◆ Exercise prompt: Repeat the entire listing exactly as written.

◆ Exercise inputs:
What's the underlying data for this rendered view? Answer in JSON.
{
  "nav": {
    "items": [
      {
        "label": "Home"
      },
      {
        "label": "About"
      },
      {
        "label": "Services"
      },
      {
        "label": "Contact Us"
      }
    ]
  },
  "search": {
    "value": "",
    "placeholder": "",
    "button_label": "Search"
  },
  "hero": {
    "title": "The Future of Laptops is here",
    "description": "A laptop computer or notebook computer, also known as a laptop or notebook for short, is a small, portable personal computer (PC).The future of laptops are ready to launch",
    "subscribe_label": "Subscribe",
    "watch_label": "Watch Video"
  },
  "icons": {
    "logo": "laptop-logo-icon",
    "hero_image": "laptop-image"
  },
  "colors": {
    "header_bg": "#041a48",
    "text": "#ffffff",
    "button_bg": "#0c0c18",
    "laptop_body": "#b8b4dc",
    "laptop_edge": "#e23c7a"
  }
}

◆ Response for this exercise:
What's the underlying data for this rendered view? Answer in JSON.
{
  "nav": {
    "items": [
      {
        "label": "Home"
      },
      {
        "label": "About"
      },
      {
        "label": "Services"
      },
      {
        "label": "Contact Us"
      }
    ]
  },
  "search": {
    "value": "",
    "placeholder": "",
    "button_label": "Search"
  },
  "hero": {
    "title": "The Future of Laptops is here",
    "description": "A laptop computer or notebook computer, also known as a laptop or notebook for short, is a small, portable personal computer (PC).The future of laptops are ready to launch",
    "subscribe_label": "Subscribe",
    "watch_label": "Watch Video"
  },
  "icons": {
    "logo": "laptop-logo-icon",
    "hero_image": "laptop-image"
  },
  "colors": {
    "header_bg": "#041a48",
    "text": "#ffffff",
    "button_bg": "#0c0c18",
    "laptop_body": "#b8b4dc",
    "laptop_edge": "#e23c7a"
  }
}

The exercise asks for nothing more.